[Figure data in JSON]
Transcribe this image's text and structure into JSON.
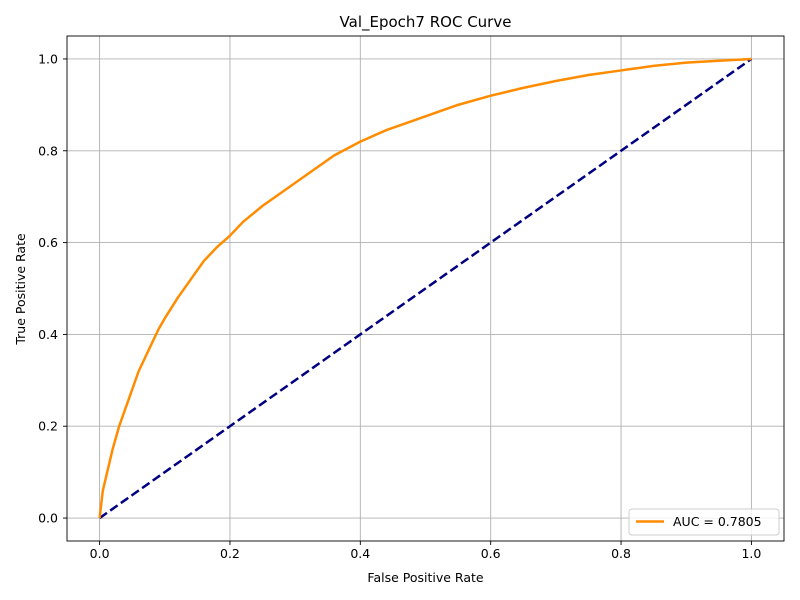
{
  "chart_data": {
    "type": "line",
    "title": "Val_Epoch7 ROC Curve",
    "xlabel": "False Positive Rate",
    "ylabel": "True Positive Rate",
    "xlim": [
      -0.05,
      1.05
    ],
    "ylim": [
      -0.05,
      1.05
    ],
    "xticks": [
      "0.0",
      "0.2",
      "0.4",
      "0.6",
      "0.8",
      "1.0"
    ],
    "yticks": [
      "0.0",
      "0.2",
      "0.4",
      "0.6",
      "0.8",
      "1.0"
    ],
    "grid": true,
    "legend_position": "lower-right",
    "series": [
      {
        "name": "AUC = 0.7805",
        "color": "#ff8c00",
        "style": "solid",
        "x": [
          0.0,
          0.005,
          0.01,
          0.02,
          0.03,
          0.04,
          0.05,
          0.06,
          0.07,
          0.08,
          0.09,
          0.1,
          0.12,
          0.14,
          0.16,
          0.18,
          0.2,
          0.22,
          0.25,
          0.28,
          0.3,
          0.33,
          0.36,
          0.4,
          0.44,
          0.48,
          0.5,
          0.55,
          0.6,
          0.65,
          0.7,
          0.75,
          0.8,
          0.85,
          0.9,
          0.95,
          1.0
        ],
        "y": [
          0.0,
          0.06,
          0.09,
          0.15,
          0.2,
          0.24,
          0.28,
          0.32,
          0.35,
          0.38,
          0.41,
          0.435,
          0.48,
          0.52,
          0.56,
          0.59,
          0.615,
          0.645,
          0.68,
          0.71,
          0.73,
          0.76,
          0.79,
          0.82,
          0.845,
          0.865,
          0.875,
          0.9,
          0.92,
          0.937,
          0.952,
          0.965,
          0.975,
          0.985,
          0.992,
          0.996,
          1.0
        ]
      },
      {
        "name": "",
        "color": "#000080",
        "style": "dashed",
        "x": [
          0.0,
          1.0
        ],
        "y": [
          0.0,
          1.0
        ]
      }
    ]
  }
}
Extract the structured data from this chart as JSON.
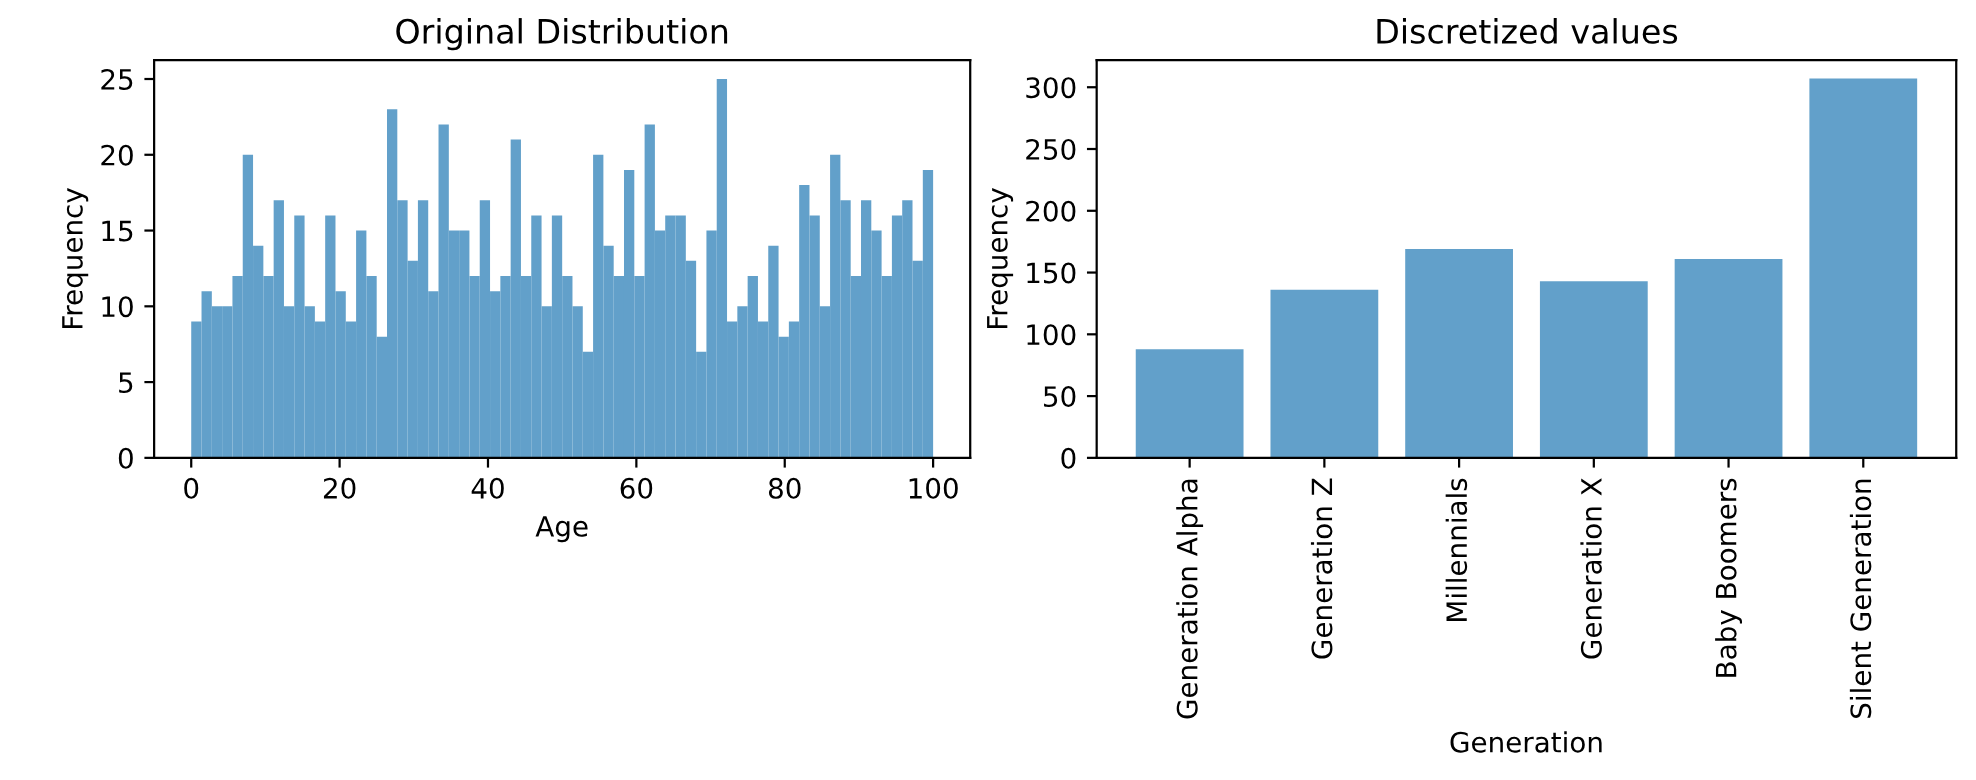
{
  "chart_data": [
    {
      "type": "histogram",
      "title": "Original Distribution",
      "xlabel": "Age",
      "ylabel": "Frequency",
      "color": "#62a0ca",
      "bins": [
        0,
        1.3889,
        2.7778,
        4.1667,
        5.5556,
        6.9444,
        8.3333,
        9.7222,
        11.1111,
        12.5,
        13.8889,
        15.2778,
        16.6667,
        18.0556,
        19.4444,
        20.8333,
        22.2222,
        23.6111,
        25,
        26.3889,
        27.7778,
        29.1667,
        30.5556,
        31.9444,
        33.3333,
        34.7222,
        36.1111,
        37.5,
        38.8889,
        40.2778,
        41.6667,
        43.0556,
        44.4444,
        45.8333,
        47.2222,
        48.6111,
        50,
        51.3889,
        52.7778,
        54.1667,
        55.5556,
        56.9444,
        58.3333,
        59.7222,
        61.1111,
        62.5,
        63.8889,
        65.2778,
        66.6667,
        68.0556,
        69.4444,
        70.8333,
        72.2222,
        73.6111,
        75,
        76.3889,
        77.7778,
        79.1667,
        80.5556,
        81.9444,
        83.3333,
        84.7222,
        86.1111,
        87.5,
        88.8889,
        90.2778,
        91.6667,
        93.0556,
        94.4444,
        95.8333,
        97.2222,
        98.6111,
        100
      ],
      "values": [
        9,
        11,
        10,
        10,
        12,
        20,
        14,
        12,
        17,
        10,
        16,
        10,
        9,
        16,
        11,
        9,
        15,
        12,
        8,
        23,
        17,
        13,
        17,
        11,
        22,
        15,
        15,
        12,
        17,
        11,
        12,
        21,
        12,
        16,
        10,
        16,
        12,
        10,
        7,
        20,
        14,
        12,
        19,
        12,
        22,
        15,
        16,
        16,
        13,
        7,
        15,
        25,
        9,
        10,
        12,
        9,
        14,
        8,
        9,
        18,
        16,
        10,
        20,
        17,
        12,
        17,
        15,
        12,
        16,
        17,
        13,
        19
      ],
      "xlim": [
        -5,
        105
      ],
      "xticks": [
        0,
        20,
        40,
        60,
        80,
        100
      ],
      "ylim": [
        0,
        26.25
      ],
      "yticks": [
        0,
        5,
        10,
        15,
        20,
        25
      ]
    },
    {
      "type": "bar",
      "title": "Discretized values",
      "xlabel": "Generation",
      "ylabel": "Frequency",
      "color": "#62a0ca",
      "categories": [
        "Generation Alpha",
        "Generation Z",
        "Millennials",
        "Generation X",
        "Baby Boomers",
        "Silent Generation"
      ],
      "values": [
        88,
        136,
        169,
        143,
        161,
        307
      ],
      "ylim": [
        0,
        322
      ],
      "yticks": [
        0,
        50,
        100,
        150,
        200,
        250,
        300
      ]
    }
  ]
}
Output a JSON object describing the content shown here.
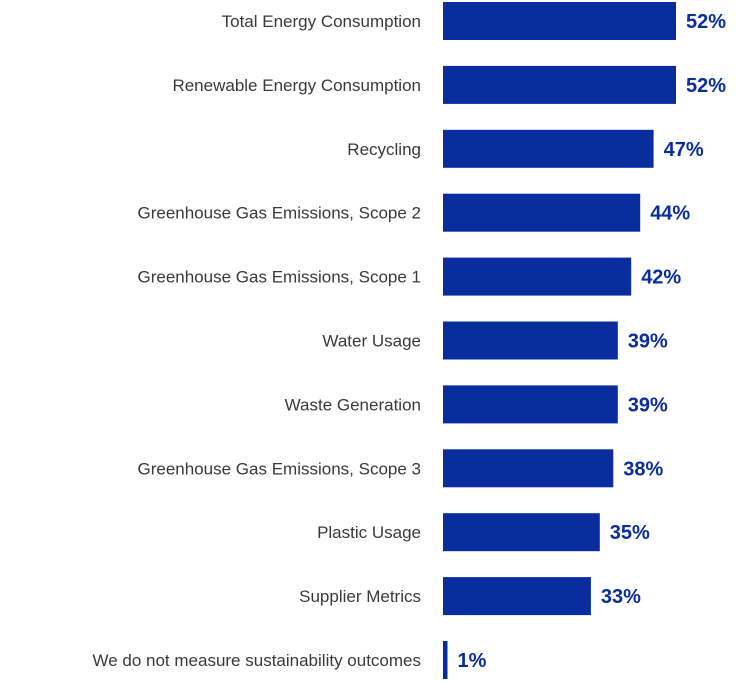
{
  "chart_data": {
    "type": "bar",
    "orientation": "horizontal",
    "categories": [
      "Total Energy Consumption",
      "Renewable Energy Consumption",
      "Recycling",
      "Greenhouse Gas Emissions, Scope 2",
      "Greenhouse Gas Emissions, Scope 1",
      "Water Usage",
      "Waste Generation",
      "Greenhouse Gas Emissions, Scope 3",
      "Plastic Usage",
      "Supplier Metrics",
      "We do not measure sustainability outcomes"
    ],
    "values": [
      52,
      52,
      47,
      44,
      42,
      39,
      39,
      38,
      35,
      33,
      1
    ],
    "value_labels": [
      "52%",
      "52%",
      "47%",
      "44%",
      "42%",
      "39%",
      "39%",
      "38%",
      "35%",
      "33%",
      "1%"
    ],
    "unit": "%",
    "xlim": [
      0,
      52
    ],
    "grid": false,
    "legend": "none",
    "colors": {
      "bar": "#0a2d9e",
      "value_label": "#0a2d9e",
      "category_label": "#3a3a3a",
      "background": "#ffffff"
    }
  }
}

#### EXERCISE GOAL
Keep the pictures out of the copy and write out the data exactly as it stands.

#### RESULT
Transcribe this image's text and structure into JSON.
{
  "chart_data": {
    "type": "line",
    "title": "Val_Epoch7 ROC Curve",
    "xlabel": "False Positive Rate",
    "ylabel": "True Positive Rate",
    "xlim": [
      -0.05,
      1.05
    ],
    "ylim": [
      -0.05,
      1.05
    ],
    "xticks": [
      "0.0",
      "0.2",
      "0.4",
      "0.6",
      "0.8",
      "1.0"
    ],
    "yticks": [
      "0.0",
      "0.2",
      "0.4",
      "0.6",
      "0.8",
      "1.0"
    ],
    "grid": true,
    "legend_position": "lower-right",
    "series": [
      {
        "name": "AUC = 0.7805",
        "color": "#ff8c00",
        "style": "solid",
        "x": [
          0.0,
          0.005,
          0.01,
          0.02,
          0.03,
          0.04,
          0.05,
          0.06,
          0.07,
          0.08,
          0.09,
          0.1,
          0.12,
          0.14,
          0.16,
          0.18,
          0.2,
          0.22,
          0.25,
          0.28,
          0.3,
          0.33,
          0.36,
          0.4,
          0.44,
          0.48,
          0.5,
          0.55,
          0.6,
          0.65,
          0.7,
          0.75,
          0.8,
          0.85,
          0.9,
          0.95,
          1.0
        ],
        "y": [
          0.0,
          0.06,
          0.09,
          0.15,
          0.2,
          0.24,
          0.28,
          0.32,
          0.35,
          0.38,
          0.41,
          0.435,
          0.48,
          0.52,
          0.56,
          0.59,
          0.615,
          0.645,
          0.68,
          0.71,
          0.73,
          0.76,
          0.79,
          0.82,
          0.845,
          0.865,
          0.875,
          0.9,
          0.92,
          0.937,
          0.952,
          0.965,
          0.975,
          0.985,
          0.992,
          0.996,
          1.0
        ]
      },
      {
        "name": "",
        "color": "#000080",
        "style": "dashed",
        "x": [
          0.0,
          1.0
        ],
        "y": [
          0.0,
          1.0
        ]
      }
    ]
  }
}
Extract the structured data from this chart as JSON.
{
  "chart_data": [
    {
      "type": "histogram",
      "title": "Original Distribution",
      "xlabel": "Age",
      "ylabel": "Frequency",
      "color": "#62a0ca",
      "bins": [
        0,
        1.3889,
        2.7778,
        4.1667,
        5.5556,
        6.9444,
        8.3333,
        9.7222,
        11.1111,
        12.5,
        13.8889,
        15.2778,
        16.6667,
        18.0556,
        19.4444,
        20.8333,
        22.2222,
        23.6111,
        25,
        26.3889,
        27.7778,
        29.1667,
        30.5556,
        31.9444,
        33.3333,
        34.7222,
        36.1111,
        37.5,
        38.8889,
        40.2778,
        41.6667,
        43.0556,
        44.4444,
        45.8333,
        47.2222,
        48.6111,
        50,
        51.3889,
        52.7778,
        54.1667,
        55.5556,
        56.9444,
        58.3333,
        59.7222,
        61.1111,
        62.5,
        63.8889,
        65.2778,
        66.6667,
        68.0556,
        69.4444,
        70.8333,
        72.2222,
        73.6111,
        75,
        76.3889,
        77.7778,
        79.1667,
        80.5556,
        81.9444,
        83.3333,
        84.7222,
        86.1111,
        87.5,
        88.8889,
        90.2778,
        91.6667,
        93.0556,
        94.4444,
        95.8333,
        97.2222,
        98.6111,
        100
      ],
      "values": [
        9,
        11,
        10,
        10,
        12,
        20,
        14,
        12,
        17,
        10,
        16,
        10,
        9,
        16,
        11,
        9,
        15,
        12,
        8,
        23,
        17,
        13,
        17,
        11,
        22,
        15,
        15,
        12,
        17,
        11,
        12,
        21,
        12,
        16,
        10,
        16,
        12,
        10,
        7,
        20,
        14,
        12,
        19,
        12,
        22,
        15,
        16,
        16,
        13,
        7,
        15,
        25,
        9,
        10,
        12,
        9,
        14,
        8,
        9,
        18,
        16,
        10,
        20,
        17,
        12,
        17,
        15,
        12,
        16,
        17,
        13,
        19
      ],
      "xlim": [
        -5,
        105
      ],
      "xticks": [
        0,
        20,
        40,
        60,
        80,
        100
      ],
      "ylim": [
        0,
        26.25
      ],
      "yticks": [
        0,
        5,
        10,
        15,
        20,
        25
      ]
    },
    {
      "type": "bar",
      "title": "Discretized values",
      "xlabel": "Generation",
      "ylabel": "Frequency",
      "color": "#62a0ca",
      "categories": [
        "Generation Alpha",
        "Generation Z",
        "Millennials",
        "Generation X",
        "Baby Boomers",
        "Silent Generation"
      ],
      "values": [
        88,
        136,
        169,
        143,
        161,
        307
      ],
      "ylim": [
        0,
        322
      ],
      "yticks": [
        0,
        50,
        100,
        150,
        200,
        250,
        300
      ]
    }
  ]
}
Output a JSON object describing the content shown here.
{
  "chart_data": {
    "type": "bar",
    "orientation": "horizontal",
    "categories": [
      "Total Energy Consumption",
      "Renewable Energy Consumption",
      "Recycling",
      "Greenhouse Gas Emissions, Scope 2",
      "Greenhouse Gas Emissions, Scope 1",
      "Water Usage",
      "Waste Generation",
      "Greenhouse Gas Emissions, Scope 3",
      "Plastic Usage",
      "Supplier Metrics",
      "We do not measure sustainability outcomes"
    ],
    "values": [
      52,
      52,
      47,
      44,
      42,
      39,
      39,
      38,
      35,
      33,
      1
    ],
    "value_labels": [
      "52%",
      "52%",
      "47%",
      "44%",
      "42%",
      "39%",
      "39%",
      "38%",
      "35%",
      "33%",
      "1%"
    ],
    "unit": "%",
    "xlim": [
      0,
      52
    ],
    "grid": false,
    "legend": "none",
    "colors": {
      "bar": "#0a2d9e",
      "value_label": "#0a2d9e",
      "category_label": "#3a3a3a",
      "background": "#ffffff"
    }
  }
}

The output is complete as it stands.